**Exercise:** Copy the records below exactly as they are written.
==== Provided data
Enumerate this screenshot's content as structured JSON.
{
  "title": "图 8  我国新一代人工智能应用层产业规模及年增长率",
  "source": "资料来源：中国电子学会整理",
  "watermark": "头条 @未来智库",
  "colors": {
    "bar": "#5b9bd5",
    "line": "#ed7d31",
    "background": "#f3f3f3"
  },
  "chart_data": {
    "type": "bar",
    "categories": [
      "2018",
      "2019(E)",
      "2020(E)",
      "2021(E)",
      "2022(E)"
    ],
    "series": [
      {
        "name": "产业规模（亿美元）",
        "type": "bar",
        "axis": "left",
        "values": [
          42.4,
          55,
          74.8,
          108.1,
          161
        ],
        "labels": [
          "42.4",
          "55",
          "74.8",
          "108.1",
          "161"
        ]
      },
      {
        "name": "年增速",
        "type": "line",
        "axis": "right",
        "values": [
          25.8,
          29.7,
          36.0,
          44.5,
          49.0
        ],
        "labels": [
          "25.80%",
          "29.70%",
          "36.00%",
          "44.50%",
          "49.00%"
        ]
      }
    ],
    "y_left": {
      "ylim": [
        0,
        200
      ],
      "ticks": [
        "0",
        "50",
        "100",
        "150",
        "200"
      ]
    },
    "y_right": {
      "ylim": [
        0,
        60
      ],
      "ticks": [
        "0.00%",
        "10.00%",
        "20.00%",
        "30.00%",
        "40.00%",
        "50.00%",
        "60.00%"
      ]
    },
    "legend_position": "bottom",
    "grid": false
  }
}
========
**Exercise output:**
Enumerate this screenshot's content as structured JSON.
{
  "title": "图 8  我国新一代人工智能应用层产业规模及年增长率",
  "source": "资料来源：中国电子学会整理",
  "watermark": "头条 @未来智库",
  "colors": {
    "bar": "#5b9bd5",
    "line": "#ed7d31",
    "background": "#f3f3f3"
  },
  "chart_data": {
    "type": "bar",
    "categories": [
      "2018",
      "2019(E)",
      "2020(E)",
      "2021(E)",
      "2022(E)"
    ],
    "series": [
      {
        "name": "产业规模（亿美元）",
        "type": "bar",
        "axis": "left",
        "values": [
          42.4,
          55,
          74.8,
          108.1,
          161
        ],
        "labels": [
          "42.4",
          "55",
          "74.8",
          "108.1",
          "161"
        ]
      },
      {
        "name": "年增速",
        "type": "line",
        "axis": "right",
        "values": [
          25.8,
          29.7,
          36.0,
          44.5,
          49.0
        ],
        "labels": [
          "25.80%",
          "29.70%",
          "36.00%",
          "44.50%",
          "49.00%"
        ]
      }
    ],
    "y_left": {
      "ylim": [
        0,
        200
      ],
      "ticks": [
        "0",
        "50",
        "100",
        "150",
        "200"
      ]
    },
    "y_right": {
      "ylim": [
        0,
        60
      ],
      "ticks": [
        "0.00%",
        "10.00%",
        "20.00%",
        "30.00%",
        "40.00%",
        "50.00%",
        "60.00%"
      ]
    },
    "legend_position": "bottom",
    "grid": false
  }
}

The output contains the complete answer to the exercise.